------ DATA ENTRIES ------
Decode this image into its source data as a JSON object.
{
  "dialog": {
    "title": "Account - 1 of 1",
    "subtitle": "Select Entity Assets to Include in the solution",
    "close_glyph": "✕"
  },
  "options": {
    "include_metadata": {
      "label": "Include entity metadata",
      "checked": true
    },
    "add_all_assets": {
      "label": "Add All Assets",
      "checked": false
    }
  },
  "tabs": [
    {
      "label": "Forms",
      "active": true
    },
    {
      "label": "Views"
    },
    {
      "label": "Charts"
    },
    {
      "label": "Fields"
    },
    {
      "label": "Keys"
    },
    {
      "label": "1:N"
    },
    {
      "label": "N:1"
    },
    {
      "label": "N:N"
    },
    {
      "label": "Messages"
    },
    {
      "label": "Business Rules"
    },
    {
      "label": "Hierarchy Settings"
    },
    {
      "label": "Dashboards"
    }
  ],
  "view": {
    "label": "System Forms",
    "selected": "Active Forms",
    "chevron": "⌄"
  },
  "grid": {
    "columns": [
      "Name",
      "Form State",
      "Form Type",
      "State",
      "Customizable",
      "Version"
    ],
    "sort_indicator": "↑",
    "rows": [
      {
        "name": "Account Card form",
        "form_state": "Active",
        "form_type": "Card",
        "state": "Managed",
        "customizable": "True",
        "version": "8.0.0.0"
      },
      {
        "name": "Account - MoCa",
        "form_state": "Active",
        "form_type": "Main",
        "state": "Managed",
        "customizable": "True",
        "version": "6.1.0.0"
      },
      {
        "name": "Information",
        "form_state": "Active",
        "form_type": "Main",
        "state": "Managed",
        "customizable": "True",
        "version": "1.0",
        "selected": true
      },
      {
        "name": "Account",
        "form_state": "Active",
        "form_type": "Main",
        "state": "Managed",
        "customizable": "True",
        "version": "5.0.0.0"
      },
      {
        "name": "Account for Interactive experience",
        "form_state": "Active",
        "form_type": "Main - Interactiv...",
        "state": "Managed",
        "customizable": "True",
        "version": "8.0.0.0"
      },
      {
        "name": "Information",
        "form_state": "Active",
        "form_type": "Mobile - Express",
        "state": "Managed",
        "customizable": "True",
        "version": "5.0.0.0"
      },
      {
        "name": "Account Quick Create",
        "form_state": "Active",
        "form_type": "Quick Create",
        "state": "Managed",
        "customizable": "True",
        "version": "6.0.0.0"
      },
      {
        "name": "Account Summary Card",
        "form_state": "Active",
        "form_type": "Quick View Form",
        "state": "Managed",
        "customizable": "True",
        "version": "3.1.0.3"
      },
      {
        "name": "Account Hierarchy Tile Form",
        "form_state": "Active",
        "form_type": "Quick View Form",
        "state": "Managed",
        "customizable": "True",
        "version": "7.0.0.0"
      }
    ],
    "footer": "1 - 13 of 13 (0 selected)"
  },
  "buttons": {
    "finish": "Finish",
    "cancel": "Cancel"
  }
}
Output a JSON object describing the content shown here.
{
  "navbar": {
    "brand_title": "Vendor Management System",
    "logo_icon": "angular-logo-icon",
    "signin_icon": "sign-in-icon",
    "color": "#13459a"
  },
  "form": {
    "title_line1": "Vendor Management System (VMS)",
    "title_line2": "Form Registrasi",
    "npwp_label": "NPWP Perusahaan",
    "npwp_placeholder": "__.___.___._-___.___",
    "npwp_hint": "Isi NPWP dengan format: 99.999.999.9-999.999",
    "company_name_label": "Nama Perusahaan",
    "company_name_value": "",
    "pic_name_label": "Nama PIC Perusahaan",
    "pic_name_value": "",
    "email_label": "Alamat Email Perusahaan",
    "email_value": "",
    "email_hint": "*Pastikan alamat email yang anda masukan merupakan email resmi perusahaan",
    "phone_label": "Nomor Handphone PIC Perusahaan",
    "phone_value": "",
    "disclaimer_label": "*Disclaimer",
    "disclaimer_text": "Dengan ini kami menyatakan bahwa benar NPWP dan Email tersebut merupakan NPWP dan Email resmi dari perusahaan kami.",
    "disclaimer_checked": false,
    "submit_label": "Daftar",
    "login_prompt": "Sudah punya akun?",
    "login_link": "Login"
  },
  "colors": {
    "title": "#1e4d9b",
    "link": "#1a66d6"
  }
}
------
*WORK TO BE COMPLETED*: Output the listing above exactly as it appears.

*SOLUTION TO THE PROBLEM*:
Decode this image into its source data as a JSON object.
{
  "dialog": {
    "title": "Account - 1 of 1",
    "subtitle": "Select Entity Assets to Include in the solution",
    "close_glyph": "✕"
  },
  "options": {
    "include_metadata": {
      "label": "Include entity metadata",
      "checked": true
    },
    "add_all_assets": {
      "label": "Add All Assets",
      "checked": false
    }
  },
  "tabs": [
    {
      "label": "Forms",
      "active": true
    },
    {
      "label": "Views"
    },
    {
      "label": "Charts"
    },
    {
      "label": "Fields"
    },
    {
      "label": "Keys"
    },
    {
      "label": "1:N"
    },
    {
      "label": "N:1"
    },
    {
      "label": "N:N"
    },
    {
      "label": "Messages"
    },
    {
      "label": "Business Rules"
    },
    {
      "label": "Hierarchy Settings"
    },
    {
      "label": "Dashboards"
    }
  ],
  "view": {
    "label": "System Forms",
    "selected": "Active Forms",
    "chevron": "⌄"
  },
  "grid": {
    "columns": [
      "Name",
      "Form State",
      "Form Type",
      "State",
      "Customizable",
      "Version"
    ],
    "sort_indicator": "↑",
    "rows": [
      {
        "name": "Account Card form",
        "form_state": "Active",
        "form_type": "Card",
        "state": "Managed",
        "customizable": "True",
        "version": "8.0.0.0"
      },
      {
        "name": "Account - MoCa",
        "form_state": "Active",
        "form_type": "Main",
        "state": "Managed",
        "customizable": "True",
        "version": "6.1.0.0"
      },
      {
        "name": "Information",
        "form_state": "Active",
        "form_type": "Main",
        "state": "Managed",
        "customizable": "True",
        "version": "1.0",
        "selected": true
      },
      {
        "name": "Account",
        "form_state": "Active",
        "form_type": "Main",
        "state": "Managed",
        "customizable": "True",
        "version": "5.0.0.0"
      },
      {
        "name": "Account for Interactive experience",
        "form_state": "Active",
        "form_type": "Main - Interactiv...",
        "state": "Managed",
        "customizable": "True",
        "version": "8.0.0.0"
      },
      {
        "name": "Information",
        "form_state": "Active",
        "form_type": "Mobile - Express",
        "state": "Managed",
        "customizable": "True",
        "version": "5.0.0.0"
      },
      {
        "name": "Account Quick Create",
        "form_state": "Active",
        "form_type": "Quick Create",
        "state": "Managed",
        "customizable": "True",
        "version": "6.0.0.0"
      },
      {
        "name": "Account Summary Card",
        "form_state": "Active",
        "form_type": "Quick View Form",
        "state": "Managed",
        "customizable": "True",
        "version": "3.1.0.3"
      },
      {
        "name": "Account Hierarchy Tile Form",
        "form_state": "Active",
        "form_type": "Quick View Form",
        "state": "Managed",
        "customizable": "True",
        "version": "7.0.0.0"
      }
    ],
    "footer": "1 - 13 of 13 (0 selected)"
  },
  "buttons": {
    "finish": "Finish",
    "cancel": "Cancel"
  }
}
Output a JSON object describing the content shown here.
{
  "navbar": {
    "brand_title": "Vendor Management System",
    "logo_icon": "angular-logo-icon",
    "signin_icon": "sign-in-icon",
    "color": "#13459a"
  },
  "form": {
    "title_line1": "Vendor Management System (VMS)",
    "title_line2": "Form Registrasi",
    "npwp_label": "NPWP Perusahaan",
    "npwp_placeholder": "__.___.___._-___.___",
    "npwp_hint": "Isi NPWP dengan format: 99.999.999.9-999.999",
    "company_name_label": "Nama Perusahaan",
    "company_name_value": "",
    "pic_name_label": "Nama PIC Perusahaan",
    "pic_name_value": "",
    "email_label": "Alamat Email Perusahaan",
    "email_value": "",
    "email_hint": "*Pastikan alamat email yang anda masukan merupakan email resmi perusahaan",
    "phone_label": "Nomor Handphone PIC Perusahaan",
    "phone_value": "",
    "disclaimer_label": "*Disclaimer",
    "disclaimer_text": "Dengan ini kami menyatakan bahwa benar NPWP dan Email tersebut merupakan NPWP dan Email resmi dari perusahaan kami.",
    "disclaimer_checked": false,
    "submit_label": "Daftar",
    "login_prompt": "Sudah punya akun?",
    "login_link": "Login"
  },
  "colors": {
    "title": "#1e4d9b",
    "link": "#1a66d6"
  }
}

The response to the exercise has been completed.